**Text provided**
----------

Sankofa @ Bread and Roses Theatre Review

Originating from the Akan Tribe in Ghana, the term Sankofa translates as “To go back and  get it”, a reminder of how important it is to look back at the past and revisit our roots in order to move forward. The word such a powerful sentiment it has with it its very own symbol, characterised by a striking heart shaped logo. Delving into her recent, as well as not so recent past and heritage, British Ghanaian theatre maker Nicole Acquah presents a semi-autobiographical piece tying folklore with the modern day.

After the incredible discovery that her grand uncle Asiedu Yirenkyi played a pivotal role in the shaping of Ghanaian theatre, Nicole is inspired to further explore her own cultural identity and legacy, Sankofa as much about connecting with the now as it is about looking back. It is instantly made clear that Acquah is concerned with the evening feeling communal, a moment for discussions to be had – drawing on the power and significance of the names we’re given and asking for audience members to note their names down, and if possible explain what their names mean. Her family, friends and parents also part of the audience, adding to evening’s relaxed tone.

----------

**Recorded information**
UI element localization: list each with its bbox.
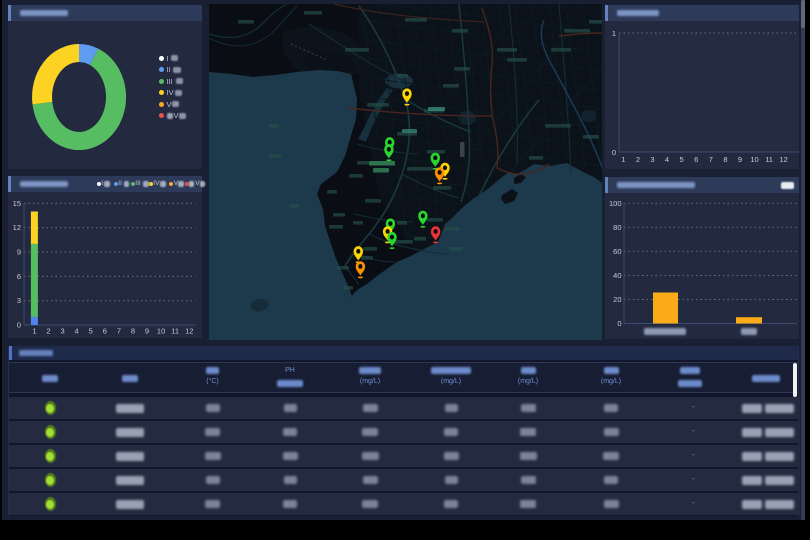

----------

**Exercise set**
a) According to the theatre review, what does the term Sankofa translate as?
b) Copy the theatre review word for word from "Sankofa @ Bread" to "the modern day.".
The lines stand apart from the theatre review as separate material.

**Responses by task**
a) It translates as "To go back and get it."

b)
Sankofa @ Bread and Roses Theatre Review

Originating from the Akan Tribe in Ghana, the term Sankofa translates as “To go back and  get it”, a reminder of how important it is to look back at the past and revisit our roots in order to move forward. The word such a powerful sentiment it has with it its very own symbol, characterised by a striking heart shaped logo. Delving into her recent, as well as not so recent past and heritage, British Ghanaian theatre maker Nicole Acquah presents a semi-autobiographical piece tying folklore with the modern day.